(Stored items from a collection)
——
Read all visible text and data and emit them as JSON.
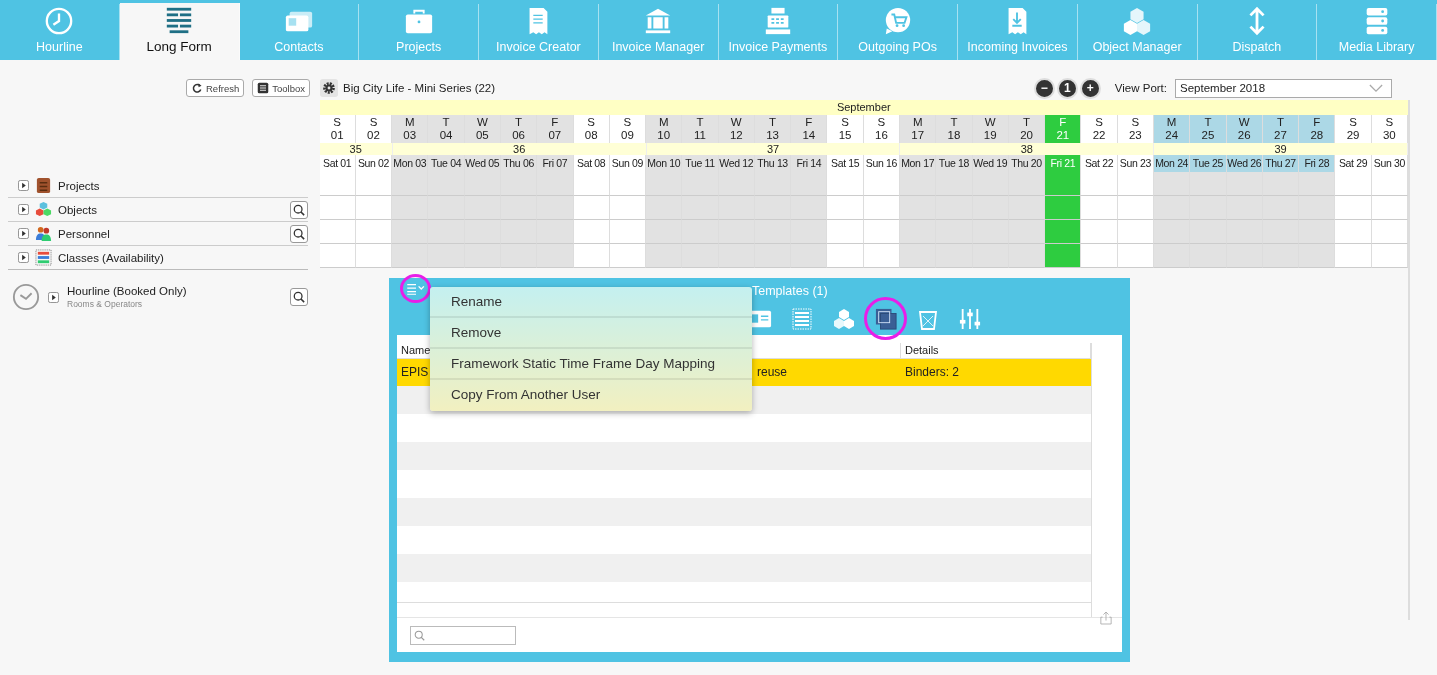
{
  "nav": [
    {
      "label": "Hourline",
      "selected": false
    },
    {
      "label": "Long Form",
      "selected": true
    },
    {
      "label": "Contacts",
      "selected": false
    },
    {
      "label": "Projects",
      "selected": false
    },
    {
      "label": "Invoice Creator",
      "selected": false
    },
    {
      "label": "Invoice Manager",
      "selected": false
    },
    {
      "label": "Invoice Payments",
      "selected": false
    },
    {
      "label": "Outgoing POs",
      "selected": false
    },
    {
      "label": "Incoming Invoices",
      "selected": false
    },
    {
      "label": "Object Manager",
      "selected": false
    },
    {
      "label": "Dispatch",
      "selected": false
    },
    {
      "label": "Media Library",
      "selected": false
    }
  ],
  "toolbar": {
    "buttons": [
      "Refresh",
      "Toolbox"
    ],
    "project_title": "Big City Life - Mini Series (22)",
    "zoom_buttons": [
      "−",
      "1",
      "+"
    ],
    "viewport_label": "View Port:",
    "viewport_value": "September 2018"
  },
  "tree": [
    {
      "label": "Projects",
      "search": false
    },
    {
      "label": "Objects",
      "search": true
    },
    {
      "label": "Personnel",
      "search": true
    },
    {
      "label": "Classes (Availability)",
      "search": false
    }
  ],
  "hourline": {
    "title": "Hourline (Booked Only)",
    "subtitle": "Rooms & Operators"
  },
  "calendar": {
    "month": "September",
    "weeks": [
      {
        "label": "35",
        "days": [
          {
            "letter": "S",
            "date": "01",
            "label": "Sat 01",
            "kind": "weekend"
          },
          {
            "letter": "S",
            "date": "02",
            "label": "Sun 02",
            "kind": "weekend"
          }
        ]
      },
      {
        "label": "36",
        "days": [
          {
            "letter": "M",
            "date": "03",
            "label": "Mon 03",
            "kind": "weekday"
          },
          {
            "letter": "T",
            "date": "04",
            "label": "Tue 04",
            "kind": "weekday"
          },
          {
            "letter": "W",
            "date": "05",
            "label": "Wed 05",
            "kind": "weekday"
          },
          {
            "letter": "T",
            "date": "06",
            "label": "Thu 06",
            "kind": "weekday"
          },
          {
            "letter": "F",
            "date": "07",
            "label": "Fri 07",
            "kind": "weekday"
          },
          {
            "letter": "S",
            "date": "08",
            "label": "Sat 08",
            "kind": "weekend"
          },
          {
            "letter": "S",
            "date": "09",
            "label": "Sun 09",
            "kind": "weekend"
          }
        ]
      },
      {
        "label": "37",
        "days": [
          {
            "letter": "M",
            "date": "10",
            "label": "Mon 10",
            "kind": "weekday"
          },
          {
            "letter": "T",
            "date": "11",
            "label": "Tue 11",
            "kind": "weekday"
          },
          {
            "letter": "W",
            "date": "12",
            "label": "Wed 12",
            "kind": "weekday"
          },
          {
            "letter": "T",
            "date": "13",
            "label": "Thu 13",
            "kind": "weekday"
          },
          {
            "letter": "F",
            "date": "14",
            "label": "Fri 14",
            "kind": "weekday"
          },
          {
            "letter": "S",
            "date": "15",
            "label": "Sat 15",
            "kind": "weekend"
          },
          {
            "letter": "S",
            "date": "16",
            "label": "Sun 16",
            "kind": "weekend"
          }
        ]
      },
      {
        "label": "38",
        "days": [
          {
            "letter": "M",
            "date": "17",
            "label": "Mon 17",
            "kind": "weekday"
          },
          {
            "letter": "T",
            "date": "18",
            "label": "Tue 18",
            "kind": "weekday"
          },
          {
            "letter": "W",
            "date": "19",
            "label": "Wed 19",
            "kind": "weekday"
          },
          {
            "letter": "T",
            "date": "20",
            "label": "Thu 20",
            "kind": "weekday"
          },
          {
            "letter": "F",
            "date": "21",
            "label": "Fri 21",
            "kind": "today"
          },
          {
            "letter": "S",
            "date": "22",
            "label": "Sat 22",
            "kind": "weekend"
          },
          {
            "letter": "S",
            "date": "23",
            "label": "Sun 23",
            "kind": "weekend"
          }
        ]
      },
      {
        "label": "39",
        "days": [
          {
            "letter": "M",
            "date": "24",
            "label": "Mon 24",
            "kind": "highlight"
          },
          {
            "letter": "T",
            "date": "25",
            "label": "Tue 25",
            "kind": "highlight"
          },
          {
            "letter": "W",
            "date": "26",
            "label": "Wed 26",
            "kind": "highlight"
          },
          {
            "letter": "T",
            "date": "27",
            "label": "Thu 27",
            "kind": "highlight"
          },
          {
            "letter": "F",
            "date": "28",
            "label": "Fri 28",
            "kind": "highlight"
          },
          {
            "letter": "S",
            "date": "29",
            "label": "Sat 29",
            "kind": "weekend"
          },
          {
            "letter": "S",
            "date": "30",
            "label": "Sun 30",
            "kind": "weekend"
          }
        ]
      }
    ]
  },
  "panel": {
    "title": "Templates (1)",
    "table": {
      "columns": [
        {
          "label": "Name"
        },
        {},
        {
          "label": "Details"
        }
      ],
      "rows": [
        {
          "cells": [
            "EPIS",
            "reuse",
            "Binders: 2"
          ],
          "selected": true
        }
      ]
    }
  },
  "menu": {
    "items": [
      "Rename",
      "Remove",
      "Framework Static Time Frame Day Mapping",
      "Copy From Another User"
    ]
  }
}
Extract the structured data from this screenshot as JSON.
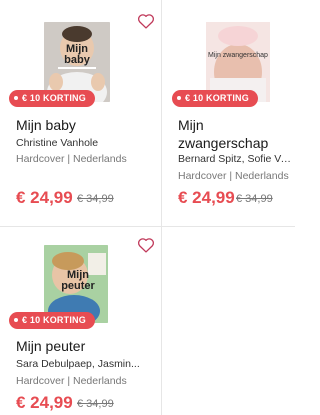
{
  "accent_color": "#e74c52",
  "products": [
    {
      "cover_title": "Mijn baby",
      "cover_title_line1": "Mijn",
      "cover_title_line2": "baby",
      "badge": "€ 10 KORTING",
      "title": "Mijn baby",
      "author": "Christine Vanhole",
      "format": "Hardcover | Nederlands",
      "price": "€ 24,99",
      "old_price": "€ 34,99",
      "heart_icon": "heart-outline-icon"
    },
    {
      "cover_title": "Mijn zwangerschap",
      "badge": "€ 10 KORTING",
      "title_line1": "Mijn",
      "title_line2": "zwangerschap",
      "author": "Bernard Spitz, Sofie Van...",
      "format": "Hardcover | Nederlands",
      "price": "€ 24,99",
      "old_price": "€ 34,99"
    },
    {
      "cover_title_line1": "Mijn",
      "cover_title_line2": "peuter",
      "badge": "€ 10 KORTING",
      "title": "Mijn peuter",
      "author": "Sara Debulpaep, Jasmin...",
      "format": "Hardcover | Nederlands",
      "price": "€ 24,99",
      "old_price": "€ 34,99",
      "heart_icon": "heart-outline-icon"
    }
  ]
}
——
INSTRUCTION:
Look above for every line with the word "peuter" and copy it.

FULL OUTPUT:
      "cover_title_line2": "peuter",
      "title": "Mijn peuter",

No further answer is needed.